Search the listing below for "onnettomuudet". Copy each matching line.

--- begin ---

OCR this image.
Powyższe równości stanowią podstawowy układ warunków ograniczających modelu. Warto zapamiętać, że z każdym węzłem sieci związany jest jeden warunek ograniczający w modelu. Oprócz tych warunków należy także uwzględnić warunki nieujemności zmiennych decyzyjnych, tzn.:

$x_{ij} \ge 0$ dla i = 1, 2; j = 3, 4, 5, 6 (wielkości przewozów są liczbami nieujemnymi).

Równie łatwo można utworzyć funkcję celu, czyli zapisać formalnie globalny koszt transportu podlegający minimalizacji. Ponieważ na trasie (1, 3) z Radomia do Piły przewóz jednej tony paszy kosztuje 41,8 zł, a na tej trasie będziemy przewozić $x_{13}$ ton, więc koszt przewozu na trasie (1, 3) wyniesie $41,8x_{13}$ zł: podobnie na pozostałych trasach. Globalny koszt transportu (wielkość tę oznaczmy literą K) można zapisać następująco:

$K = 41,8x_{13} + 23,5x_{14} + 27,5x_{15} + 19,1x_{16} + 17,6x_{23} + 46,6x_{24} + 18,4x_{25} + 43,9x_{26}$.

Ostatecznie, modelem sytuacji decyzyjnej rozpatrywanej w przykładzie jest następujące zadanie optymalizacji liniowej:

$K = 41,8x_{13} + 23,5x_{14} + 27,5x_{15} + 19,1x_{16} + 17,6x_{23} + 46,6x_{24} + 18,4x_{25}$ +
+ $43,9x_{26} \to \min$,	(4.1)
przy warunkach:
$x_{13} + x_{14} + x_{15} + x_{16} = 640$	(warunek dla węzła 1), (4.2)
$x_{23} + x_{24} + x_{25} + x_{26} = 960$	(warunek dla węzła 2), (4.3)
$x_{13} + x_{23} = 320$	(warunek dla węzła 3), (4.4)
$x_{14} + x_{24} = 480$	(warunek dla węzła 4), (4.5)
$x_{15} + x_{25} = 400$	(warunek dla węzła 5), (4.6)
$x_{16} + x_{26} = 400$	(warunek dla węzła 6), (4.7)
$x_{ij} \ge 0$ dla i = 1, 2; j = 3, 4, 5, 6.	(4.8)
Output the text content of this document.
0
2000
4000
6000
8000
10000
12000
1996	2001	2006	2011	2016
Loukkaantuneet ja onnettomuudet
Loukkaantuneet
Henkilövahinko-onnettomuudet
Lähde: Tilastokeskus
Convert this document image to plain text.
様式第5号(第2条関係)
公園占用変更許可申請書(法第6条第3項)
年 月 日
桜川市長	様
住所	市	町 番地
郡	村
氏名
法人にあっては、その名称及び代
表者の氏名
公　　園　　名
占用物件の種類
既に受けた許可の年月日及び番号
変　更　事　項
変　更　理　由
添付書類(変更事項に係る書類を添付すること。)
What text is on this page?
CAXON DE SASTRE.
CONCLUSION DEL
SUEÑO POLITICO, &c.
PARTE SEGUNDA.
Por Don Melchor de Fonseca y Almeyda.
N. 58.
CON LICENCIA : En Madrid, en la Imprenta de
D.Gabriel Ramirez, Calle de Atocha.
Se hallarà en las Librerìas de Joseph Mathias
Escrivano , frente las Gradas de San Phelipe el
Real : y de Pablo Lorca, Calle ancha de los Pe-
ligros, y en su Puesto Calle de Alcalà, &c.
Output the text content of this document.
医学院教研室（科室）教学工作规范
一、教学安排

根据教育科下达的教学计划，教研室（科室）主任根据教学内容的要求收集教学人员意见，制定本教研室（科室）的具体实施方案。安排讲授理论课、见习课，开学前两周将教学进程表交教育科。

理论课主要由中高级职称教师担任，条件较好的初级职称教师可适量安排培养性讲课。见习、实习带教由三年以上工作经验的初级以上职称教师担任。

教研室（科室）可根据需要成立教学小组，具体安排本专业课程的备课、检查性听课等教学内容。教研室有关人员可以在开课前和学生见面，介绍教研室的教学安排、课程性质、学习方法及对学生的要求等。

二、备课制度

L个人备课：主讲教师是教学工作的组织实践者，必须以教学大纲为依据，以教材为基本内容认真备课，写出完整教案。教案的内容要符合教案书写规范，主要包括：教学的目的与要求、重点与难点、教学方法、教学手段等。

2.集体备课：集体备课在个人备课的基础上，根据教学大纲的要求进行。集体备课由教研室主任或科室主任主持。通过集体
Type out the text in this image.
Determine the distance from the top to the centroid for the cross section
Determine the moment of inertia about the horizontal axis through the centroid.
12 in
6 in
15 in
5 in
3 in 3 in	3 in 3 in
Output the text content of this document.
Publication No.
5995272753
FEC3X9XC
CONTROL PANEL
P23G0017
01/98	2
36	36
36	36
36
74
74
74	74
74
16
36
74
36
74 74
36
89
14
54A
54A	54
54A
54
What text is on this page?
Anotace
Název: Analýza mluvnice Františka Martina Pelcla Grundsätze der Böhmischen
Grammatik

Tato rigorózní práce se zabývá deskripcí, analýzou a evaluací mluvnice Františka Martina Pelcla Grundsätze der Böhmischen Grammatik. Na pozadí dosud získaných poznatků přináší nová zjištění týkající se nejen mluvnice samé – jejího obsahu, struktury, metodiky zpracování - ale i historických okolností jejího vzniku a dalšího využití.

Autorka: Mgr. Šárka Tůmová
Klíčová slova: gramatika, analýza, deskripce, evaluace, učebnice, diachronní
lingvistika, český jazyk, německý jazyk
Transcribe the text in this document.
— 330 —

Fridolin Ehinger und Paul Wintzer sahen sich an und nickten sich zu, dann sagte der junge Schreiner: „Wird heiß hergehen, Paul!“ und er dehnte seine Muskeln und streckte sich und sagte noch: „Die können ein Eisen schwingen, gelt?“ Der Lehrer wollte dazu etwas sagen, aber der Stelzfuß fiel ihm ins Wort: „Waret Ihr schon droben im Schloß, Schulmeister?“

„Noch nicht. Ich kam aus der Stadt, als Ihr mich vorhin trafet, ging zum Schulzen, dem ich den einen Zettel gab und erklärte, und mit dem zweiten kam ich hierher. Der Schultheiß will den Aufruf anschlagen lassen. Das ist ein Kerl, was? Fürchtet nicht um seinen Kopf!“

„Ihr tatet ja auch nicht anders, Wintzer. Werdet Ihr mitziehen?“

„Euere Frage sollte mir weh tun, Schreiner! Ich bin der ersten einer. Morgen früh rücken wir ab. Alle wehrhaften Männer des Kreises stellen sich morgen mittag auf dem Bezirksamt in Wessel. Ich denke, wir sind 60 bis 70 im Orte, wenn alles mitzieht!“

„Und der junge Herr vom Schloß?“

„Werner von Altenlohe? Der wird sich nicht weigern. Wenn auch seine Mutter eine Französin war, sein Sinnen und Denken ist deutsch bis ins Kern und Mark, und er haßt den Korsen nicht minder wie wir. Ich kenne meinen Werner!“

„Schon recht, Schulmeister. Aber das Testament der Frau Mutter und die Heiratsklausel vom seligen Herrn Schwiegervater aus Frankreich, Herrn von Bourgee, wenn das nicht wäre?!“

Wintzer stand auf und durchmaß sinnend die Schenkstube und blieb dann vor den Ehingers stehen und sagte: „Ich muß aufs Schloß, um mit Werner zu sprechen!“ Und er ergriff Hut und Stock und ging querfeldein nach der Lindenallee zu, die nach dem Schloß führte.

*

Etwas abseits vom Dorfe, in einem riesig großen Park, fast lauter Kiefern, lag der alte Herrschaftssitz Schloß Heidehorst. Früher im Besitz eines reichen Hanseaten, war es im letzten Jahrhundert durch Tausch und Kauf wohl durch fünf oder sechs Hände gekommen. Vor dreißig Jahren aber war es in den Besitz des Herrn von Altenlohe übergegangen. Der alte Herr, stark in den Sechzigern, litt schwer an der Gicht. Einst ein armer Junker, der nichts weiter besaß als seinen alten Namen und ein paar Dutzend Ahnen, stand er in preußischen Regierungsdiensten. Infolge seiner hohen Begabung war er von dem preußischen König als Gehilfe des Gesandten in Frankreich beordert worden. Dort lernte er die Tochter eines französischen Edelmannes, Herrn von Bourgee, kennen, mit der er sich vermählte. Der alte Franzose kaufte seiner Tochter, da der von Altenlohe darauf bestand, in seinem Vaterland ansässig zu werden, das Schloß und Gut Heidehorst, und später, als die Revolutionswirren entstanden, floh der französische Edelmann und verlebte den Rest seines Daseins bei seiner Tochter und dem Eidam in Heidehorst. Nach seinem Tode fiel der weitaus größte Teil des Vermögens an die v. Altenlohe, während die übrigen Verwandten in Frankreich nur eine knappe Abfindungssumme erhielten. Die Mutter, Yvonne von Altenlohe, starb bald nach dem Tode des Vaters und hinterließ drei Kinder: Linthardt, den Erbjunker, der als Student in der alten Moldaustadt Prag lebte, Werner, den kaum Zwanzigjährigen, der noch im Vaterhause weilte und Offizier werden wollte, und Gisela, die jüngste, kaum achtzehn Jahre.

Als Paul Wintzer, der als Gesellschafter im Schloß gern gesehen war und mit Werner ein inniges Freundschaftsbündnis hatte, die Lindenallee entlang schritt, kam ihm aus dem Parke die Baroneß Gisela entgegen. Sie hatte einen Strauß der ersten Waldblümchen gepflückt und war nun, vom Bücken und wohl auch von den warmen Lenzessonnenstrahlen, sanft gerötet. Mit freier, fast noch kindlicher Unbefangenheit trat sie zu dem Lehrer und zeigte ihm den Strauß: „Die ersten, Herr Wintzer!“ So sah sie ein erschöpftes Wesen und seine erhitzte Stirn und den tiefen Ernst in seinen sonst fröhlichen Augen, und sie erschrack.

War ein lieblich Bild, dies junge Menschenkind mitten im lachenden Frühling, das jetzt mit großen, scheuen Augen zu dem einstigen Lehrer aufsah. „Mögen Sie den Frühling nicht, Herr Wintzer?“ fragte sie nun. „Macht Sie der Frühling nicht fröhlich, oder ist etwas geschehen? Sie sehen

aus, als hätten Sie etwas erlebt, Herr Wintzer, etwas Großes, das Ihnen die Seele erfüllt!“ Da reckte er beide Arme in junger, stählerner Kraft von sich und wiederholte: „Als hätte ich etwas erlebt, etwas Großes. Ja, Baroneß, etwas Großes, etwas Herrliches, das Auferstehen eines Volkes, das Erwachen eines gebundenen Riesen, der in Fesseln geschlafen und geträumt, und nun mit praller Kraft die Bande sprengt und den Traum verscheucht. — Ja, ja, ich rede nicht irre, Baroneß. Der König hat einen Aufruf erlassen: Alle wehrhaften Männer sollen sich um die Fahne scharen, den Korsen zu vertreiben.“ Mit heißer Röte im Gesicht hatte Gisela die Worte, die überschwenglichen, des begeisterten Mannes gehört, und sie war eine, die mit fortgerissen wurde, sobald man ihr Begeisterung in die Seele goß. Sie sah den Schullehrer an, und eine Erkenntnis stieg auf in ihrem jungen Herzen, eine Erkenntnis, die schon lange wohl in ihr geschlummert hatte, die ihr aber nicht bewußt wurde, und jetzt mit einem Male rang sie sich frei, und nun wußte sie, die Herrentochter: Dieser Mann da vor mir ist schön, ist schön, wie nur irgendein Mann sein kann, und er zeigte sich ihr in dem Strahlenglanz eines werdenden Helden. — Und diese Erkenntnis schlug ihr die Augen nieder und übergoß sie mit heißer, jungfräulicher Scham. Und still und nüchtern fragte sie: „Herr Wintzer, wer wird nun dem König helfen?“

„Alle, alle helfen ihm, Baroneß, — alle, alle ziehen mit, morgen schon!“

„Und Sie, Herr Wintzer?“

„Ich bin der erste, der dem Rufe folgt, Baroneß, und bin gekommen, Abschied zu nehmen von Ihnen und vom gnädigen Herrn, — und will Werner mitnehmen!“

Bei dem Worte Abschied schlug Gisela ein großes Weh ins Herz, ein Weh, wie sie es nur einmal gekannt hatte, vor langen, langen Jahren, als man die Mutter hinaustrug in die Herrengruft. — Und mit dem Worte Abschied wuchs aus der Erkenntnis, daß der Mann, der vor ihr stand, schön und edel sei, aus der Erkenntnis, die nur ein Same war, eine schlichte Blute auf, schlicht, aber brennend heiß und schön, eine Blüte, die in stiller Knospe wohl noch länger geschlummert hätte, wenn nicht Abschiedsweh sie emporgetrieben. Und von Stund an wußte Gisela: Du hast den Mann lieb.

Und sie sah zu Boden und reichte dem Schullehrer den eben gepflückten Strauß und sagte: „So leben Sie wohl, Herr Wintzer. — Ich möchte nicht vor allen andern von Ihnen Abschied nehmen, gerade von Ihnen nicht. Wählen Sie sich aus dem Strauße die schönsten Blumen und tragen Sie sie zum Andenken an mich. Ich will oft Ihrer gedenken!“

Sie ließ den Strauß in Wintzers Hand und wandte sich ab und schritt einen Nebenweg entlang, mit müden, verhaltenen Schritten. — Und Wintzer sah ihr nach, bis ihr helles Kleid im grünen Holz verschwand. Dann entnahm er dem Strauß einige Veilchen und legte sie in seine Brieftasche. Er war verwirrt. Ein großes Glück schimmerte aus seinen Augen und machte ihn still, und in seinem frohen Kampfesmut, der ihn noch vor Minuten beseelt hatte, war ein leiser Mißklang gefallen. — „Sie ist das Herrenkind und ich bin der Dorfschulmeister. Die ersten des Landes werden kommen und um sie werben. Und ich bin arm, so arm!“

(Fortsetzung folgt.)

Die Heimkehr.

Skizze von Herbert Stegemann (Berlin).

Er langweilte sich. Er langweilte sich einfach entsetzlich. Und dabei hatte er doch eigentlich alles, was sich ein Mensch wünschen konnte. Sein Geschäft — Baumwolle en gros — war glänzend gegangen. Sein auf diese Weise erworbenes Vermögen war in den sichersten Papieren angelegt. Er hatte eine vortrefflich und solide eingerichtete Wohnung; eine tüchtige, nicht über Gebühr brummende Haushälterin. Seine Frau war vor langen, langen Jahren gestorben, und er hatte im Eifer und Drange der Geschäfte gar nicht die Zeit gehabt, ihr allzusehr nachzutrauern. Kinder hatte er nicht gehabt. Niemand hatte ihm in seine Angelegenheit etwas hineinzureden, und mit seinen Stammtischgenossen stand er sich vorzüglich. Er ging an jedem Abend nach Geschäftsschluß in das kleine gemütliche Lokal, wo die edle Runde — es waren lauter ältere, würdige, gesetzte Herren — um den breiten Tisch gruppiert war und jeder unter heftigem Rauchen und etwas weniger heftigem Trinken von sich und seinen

--- end ---

** Result **
Loukkaantuneet ja onnettomuudet
Henkilövahinko-onnettomuudet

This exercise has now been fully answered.